Stored data:
────────────────────

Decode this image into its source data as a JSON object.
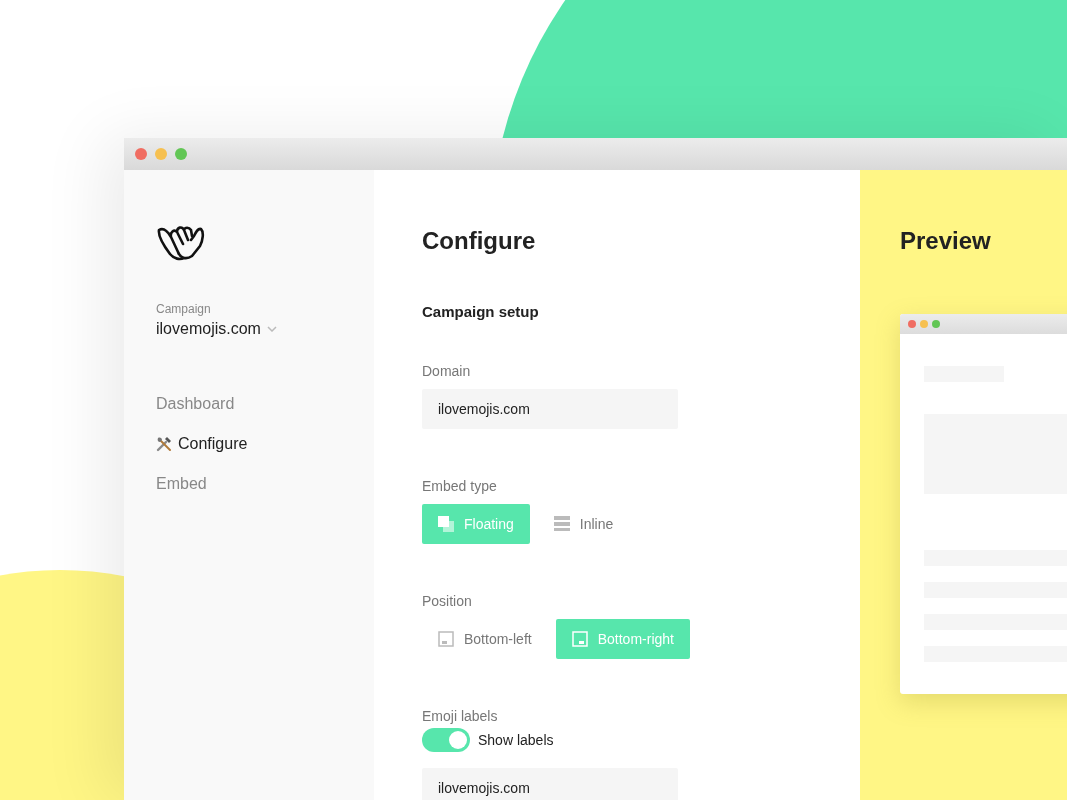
{
  "sidebar": {
    "campaign": {
      "label": "Campaign",
      "value": "ilovemojis.com"
    },
    "nav": [
      {
        "label": "Dashboard",
        "selected": false
      },
      {
        "label": "Configure",
        "selected": true
      },
      {
        "label": "Embed",
        "selected": false
      }
    ]
  },
  "configure": {
    "title": "Configure",
    "section_title": "Campaign setup",
    "domain": {
      "label": "Domain",
      "value": "ilovemojis.com"
    },
    "embed_type": {
      "label": "Embed type",
      "options": [
        {
          "label": "Floating",
          "selected": true
        },
        {
          "label": "Inline",
          "selected": false
        }
      ]
    },
    "position": {
      "label": "Position",
      "options": [
        {
          "label": "Bottom-left",
          "selected": false
        },
        {
          "label": "Bottom-right",
          "selected": true
        }
      ]
    },
    "emoji_labels": {
      "label": "Emoji labels",
      "toggle": {
        "label": "Show labels",
        "on": true
      },
      "value": "ilovemojis.com"
    }
  },
  "preview": {
    "title": "Preview"
  }
}
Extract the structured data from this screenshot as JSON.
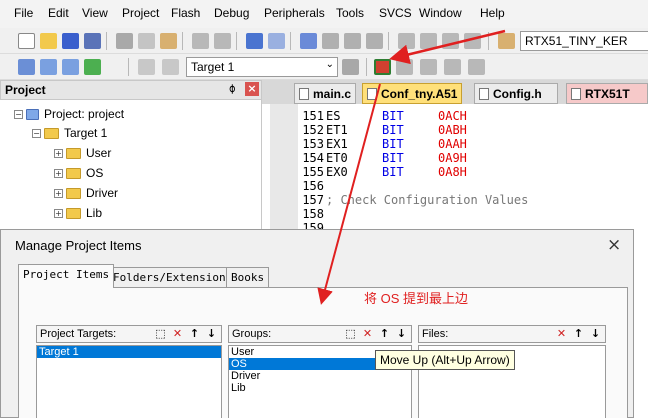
{
  "menu": [
    "File",
    "Edit",
    "View",
    "Project",
    "Flash",
    "Debug",
    "Peripherals",
    "Tools",
    "SVCS",
    "Window",
    "Help"
  ],
  "toolbar": {
    "project_combo": "RTX51_TINY_KER",
    "target_combo": "Target 1"
  },
  "project_panel": {
    "title": "Project",
    "pin_glyph": "ᛰ",
    "close_glyph": "×",
    "root": "Project: project",
    "target": "Target 1",
    "groups": [
      "User",
      "OS",
      "Driver",
      "Lib"
    ]
  },
  "editor": {
    "tabs": [
      "main.c",
      "Conf_tny.A51",
      "Config.h",
      "RTX51T"
    ],
    "active_tab": "Conf_tny.A51",
    "lines": [
      {
        "num": "151",
        "name": "ES",
        "kw": "BIT",
        "val": "0ACH"
      },
      {
        "num": "152",
        "name": "ET1",
        "kw": "BIT",
        "val": "0ABH"
      },
      {
        "num": "153",
        "name": "EX1",
        "kw": "BIT",
        "val": "0AAH"
      },
      {
        "num": "154",
        "name": "ET0",
        "kw": "BIT",
        "val": "0A9H"
      },
      {
        "num": "155",
        "name": "EX0",
        "kw": "BIT",
        "val": "0A8H"
      },
      {
        "num": "156",
        "name": "",
        "kw": "",
        "val": ""
      },
      {
        "num": "157",
        "name": "; Check Configuration Values",
        "kw": "",
        "val": ""
      },
      {
        "num": "158",
        "name": "",
        "kw": "",
        "val": ""
      },
      {
        "num": "159",
        "name": "",
        "kw": "",
        "val": ""
      }
    ]
  },
  "dialog": {
    "title": "Manage Project Items",
    "close": "×",
    "tabs": [
      "Project Items",
      "Folders/Extensions",
      "Books"
    ],
    "targets_label": "Project Targets:",
    "groups_label": "Groups:",
    "files_label": "Files:",
    "targets": [
      "Target 1"
    ],
    "groups": [
      "User",
      "OS",
      "Driver",
      "Lib"
    ],
    "selected_group": "OS",
    "btn_new": "⬚",
    "btn_delete": "✕",
    "btn_up": "↑",
    "btn_down": "↓"
  },
  "annotation": "将 OS 提到最上边",
  "tooltip": "Move Up (Alt+Up Arrow)",
  "colors": {
    "accent_red": "#e02020",
    "selection": "#0078d7",
    "active_tab": "#ffe07a"
  }
}
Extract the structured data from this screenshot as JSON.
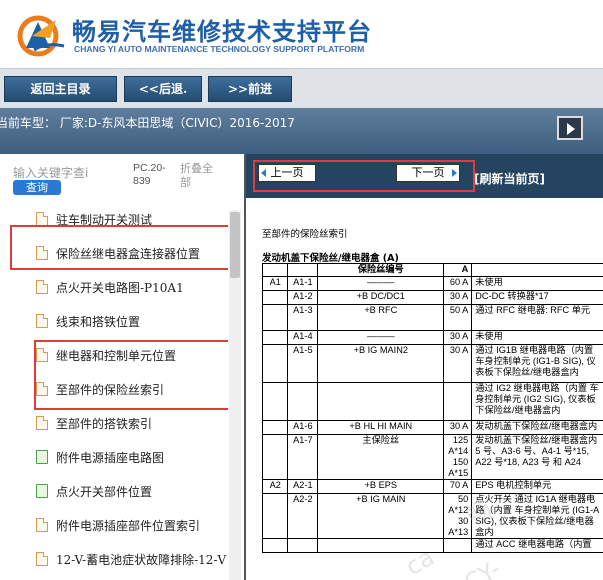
{
  "header": {
    "title": "畅易汽车维修技术支持平台",
    "subtitle": "CHANG YI AUTO MAINTENANCE TECHNOLOGY SUPPORT PLATFORM"
  },
  "nav": {
    "home": "返回主目录",
    "back": "<<后退.",
    "forward": ">>前进"
  },
  "model": {
    "text": "当前车型： 厂家:D-东风本田思域（CIVIC）2016-2017"
  },
  "sidebar": {
    "search_placeholder": "输入关键字查i",
    "query_label": "查询",
    "pc_label": "PC.20-839",
    "collapse_label": "折叠全部",
    "items": [
      {
        "label": "驻车制动开关测试",
        "icon": "document-icon"
      },
      {
        "label": "保险丝继电器盒连接器位置",
        "icon": "document-icon"
      },
      {
        "label": "点火开关电路图-P10A1",
        "icon": "document-icon"
      },
      {
        "label": "线束和搭铁位置",
        "icon": "document-icon"
      },
      {
        "label": "继电器和控制单元位置",
        "icon": "document-icon"
      },
      {
        "label": "至部件的保险丝索引",
        "icon": "document-icon"
      },
      {
        "label": "至部件的搭铁索引",
        "icon": "document-icon"
      },
      {
        "label": "附件电源插座电路图",
        "icon": "folder-icon"
      },
      {
        "label": "点火开关部件位置",
        "icon": "folder-icon"
      },
      {
        "label": "附件电源插座部件位置索引",
        "icon": "document-icon"
      },
      {
        "label": "12-V-蓄电池症状故障排除-12-V",
        "icon": "document-icon"
      }
    ]
  },
  "pager": {
    "prev": "上一页",
    "next": "下一页",
    "refresh": "[刷新当前页]"
  },
  "document": {
    "title": "至部件的保险丝索引",
    "subtitle": "发动机盖下保险丝/继电器盒 (A)",
    "headers": [
      "",
      "",
      "保险丝编号",
      "A",
      ""
    ],
    "rows": [
      [
        "A1",
        "A1-1",
        "———",
        "60 A",
        "未使用"
      ],
      [
        "",
        "A1-2",
        "+B DC/DC1",
        "30 A",
        "DC-DC 转换器*17"
      ],
      [
        "",
        "A1-3",
        "+B RFC",
        "50 A",
        "通过 RFC 继电器: RFC 单元"
      ],
      [
        "",
        "A1-4",
        "———",
        "30 A",
        "未使用"
      ],
      [
        "",
        "A1-5",
        "+B IG MAIN2",
        "30 A",
        "通过 IG1B 继电器电路（内置 车身控制单元 (IG1-B SIG), 仪表板下保险丝/继电器盒内"
      ],
      [
        "",
        "",
        "",
        "",
        "通过 IG2 继电器电路（内置 车身控制单元 (IG2 SIG), 仪表板下保险丝/继电器盒内"
      ],
      [
        "",
        "A1-6",
        "+B HL HI MAIN",
        "30 A",
        "发动机盖下保险丝/继电器盒内"
      ],
      [
        "",
        "A1-7",
        "主保险丝",
        "125 A*14 150 A*15",
        "发动机盖下保险丝/继电器盒内 5 号、A3-6 号、A4-1 号*15, A22 号*18, A23 号 和 A24"
      ],
      [
        "A2",
        "A2-1",
        "+B EPS",
        "70 A",
        "EPS 电机控制单元"
      ],
      [
        "",
        "A2-2",
        "+B IG MAIN",
        "50 A*12 30 A*13",
        "点火开关 通过 IG1A 继电器电路（内置 车身控制单元 (IG1-A SIG), 仪表板下保险丝/继电器盒内"
      ],
      [
        "",
        "",
        "",
        "",
        "通过 ACC 继电器电路（内置"
      ]
    ]
  },
  "watermark": {
    "text1": "畅",
    "text2": "ca",
    "text3": "CY-"
  },
  "colors": {
    "brand_blue": "#1f5fa8",
    "highlight_red": "#e23b3b",
    "nav_button": "#2f5c86",
    "pager_bg": "#24445f"
  }
}
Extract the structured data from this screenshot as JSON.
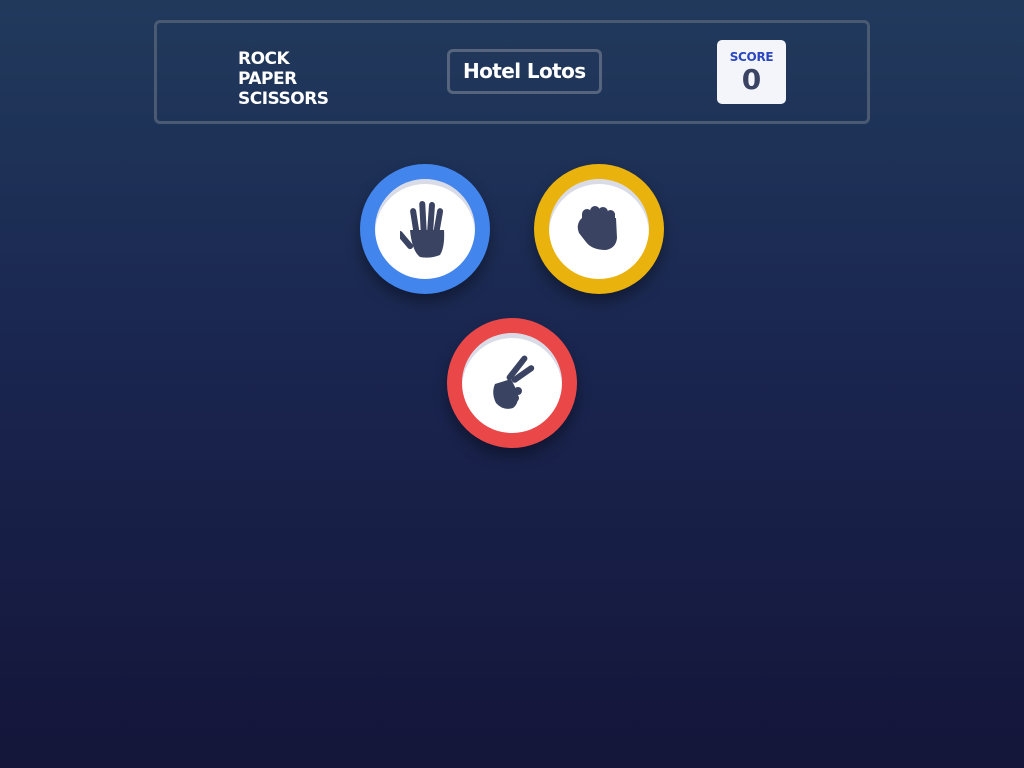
{
  "header": {
    "title_lines": [
      "ROCK",
      "PAPER",
      "SCISSORS"
    ],
    "player_name": "Hotel Lotos",
    "score": {
      "label": "SCORE",
      "value": "0"
    }
  },
  "choices": [
    {
      "name": "paper",
      "icon": "hand-open-icon",
      "ring_color": "#4285ec"
    },
    {
      "name": "rock",
      "icon": "fist-icon",
      "ring_color": "#e9b20c"
    },
    {
      "name": "scissors",
      "icon": "hand-peace-icon",
      "ring_color": "#ea4749"
    }
  ],
  "colors": {
    "background_top": "#213a5c",
    "background_bottom": "#141539",
    "icon_fill": "#3b4363",
    "score_label": "#2a46c0"
  }
}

────────────────────

> _Exercise objective_: Across the preceding material, how many lines contain the word "subtitle"? State the number alone.

> _Task response_: 2